## start INPUT ROWS

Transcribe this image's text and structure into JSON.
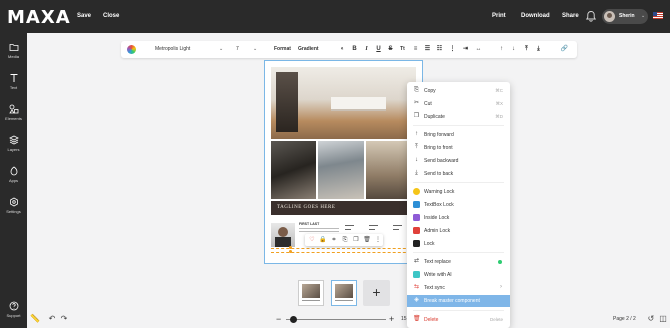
{
  "app": {
    "logo": "MAXA"
  },
  "topbar": {
    "save_label": "Save",
    "close_label": "Close",
    "print_label": "Print",
    "download_label": "Download",
    "share_label": "Share",
    "user_name": "Sherin",
    "user_chevron": "⌄"
  },
  "sidebar": {
    "items": [
      {
        "label": "Media",
        "icon": "folder-icon"
      },
      {
        "label": "Text",
        "icon": "text-icon"
      },
      {
        "label": "Elements",
        "icon": "elements-icon"
      },
      {
        "label": "Layers",
        "icon": "layers-icon"
      },
      {
        "label": "Apps",
        "icon": "apps-icon"
      },
      {
        "label": "Settings",
        "icon": "settings-icon"
      }
    ],
    "support_label": "Support"
  },
  "format_toolbar": {
    "font_family": "Metropolis Light",
    "font_size": "7",
    "format_label": "Format",
    "gradient_label": "Gradient"
  },
  "page_content": {
    "tagline": "TAGLINE GOES HERE",
    "agent_name": "FIRST LAST"
  },
  "context_menu": {
    "items": [
      {
        "label": "Copy",
        "shortcut": "⌘C",
        "icon": "copy-icon"
      },
      {
        "label": "Cut",
        "shortcut": "⌘X",
        "icon": "cut-icon"
      },
      {
        "label": "Duplicate",
        "shortcut": "⌘D",
        "icon": "duplicate-icon"
      },
      {
        "label": "Bring forward",
        "icon": "bring-forward-icon"
      },
      {
        "label": "Bring to front",
        "icon": "bring-to-front-icon"
      },
      {
        "label": "Send backward",
        "icon": "send-backward-icon"
      },
      {
        "label": "Send to back",
        "icon": "send-to-back-icon"
      },
      {
        "label": "Warning Lock",
        "icon": "warning-lock-icon",
        "color": "#f5c518"
      },
      {
        "label": "TextBox Lock",
        "icon": "textbox-lock-icon",
        "color": "#2d8fd6"
      },
      {
        "label": "Inside Lock",
        "icon": "inside-lock-icon",
        "color": "#8e5bd6"
      },
      {
        "label": "Admin Lock",
        "icon": "admin-lock-icon",
        "color": "#e0403a"
      },
      {
        "label": "Lock",
        "icon": "lock-icon",
        "color": "#222222"
      },
      {
        "label": "Text replace",
        "icon": "text-replace-icon"
      },
      {
        "label": "Write with AI",
        "icon": "ai-icon",
        "color": "#3dc6c6"
      },
      {
        "label": "Text sync",
        "icon": "text-sync-icon"
      },
      {
        "label": "Break master component",
        "icon": "break-component-icon"
      },
      {
        "label": "Delete",
        "shortcut": "Delete",
        "icon": "delete-icon"
      }
    ]
  },
  "bottom": {
    "zoom_value": "15",
    "page_counter": "Page 2 / 2",
    "zoom_level_fraction": 0.04
  },
  "colors": {
    "topbar_bg": "#2a2a2a",
    "accent_blue": "#7fb6e8",
    "delete_red": "#d9382c",
    "selection_orange": "#f0a020"
  }
}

## end INPUT ROWS

Note how many lines of the material contain the string "front". Then report that number by itself.

▶ _SOLUTION TO THIS EXERCISE_
2